[Extracted records]
━━━━━━

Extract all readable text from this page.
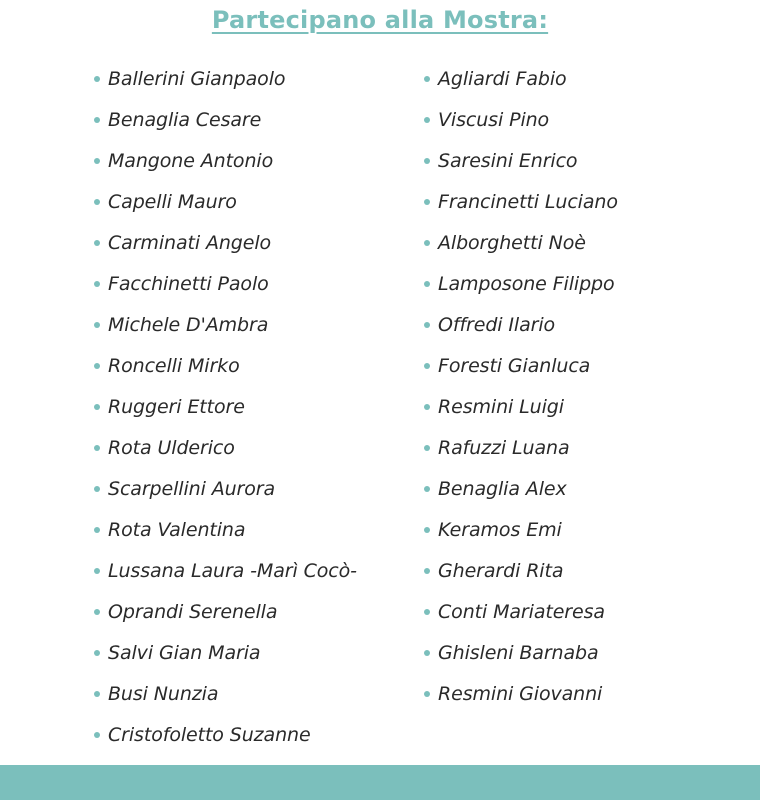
Partecipano alla Mostra:
Ballerini Gianpaolo
Benaglia Cesare
Mangone Antonio
Capelli Mauro
Carminati Angelo
Facchinetti Paolo
Michele D'Ambra
Roncelli Mirko
Ruggeri Ettore
Rota Ulderico
Scarpellini Aurora
Rota Valentina
Lussana Laura -Marì Cocò-
Oprandi Serenella
Salvi Gian Maria
Busi Nunzia
Cristofoletto Suzanne
Agliardi Fabio
Viscusi Pino
Saresini Enrico
Francinetti Luciano
Alborghetti Noè
Lamposone Filippo
Offredi Ilario
Foresti Gianluca
Resmini Luigi
Rafuzzi Luana
Benaglia Alex
Keramos Emi
Gherardi Rita
Conti Mariateresa
Ghisleni Barnaba
Resmini Giovanni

━━━━━━

### Request
Your copy of the data above should match it exactly, except that pictures are left out.

### Answer to the exercise
Extract all readable text from this page.
Partecipano alla Mostra:
Ballerini Gianpaolo
Benaglia Cesare
Mangone Antonio
Capelli Mauro
Carminati Angelo
Facchinetti Paolo
Michele D'Ambra
Roncelli Mirko
Ruggeri Ettore
Rota Ulderico
Scarpellini Aurora
Rota Valentina
Lussana Laura -Marì Cocò-
Oprandi Serenella
Salvi Gian Maria
Busi Nunzia
Cristofoletto Suzanne
Agliardi Fabio
Viscusi Pino
Saresini Enrico
Francinetti Luciano
Alborghetti Noè
Lamposone Filippo
Offredi Ilario
Foresti Gianluca
Resmini Luigi
Rafuzzi Luana
Benaglia Alex
Keramos Emi
Gherardi Rita
Conti Mariateresa
Ghisleni Barnaba
Resmini Giovanni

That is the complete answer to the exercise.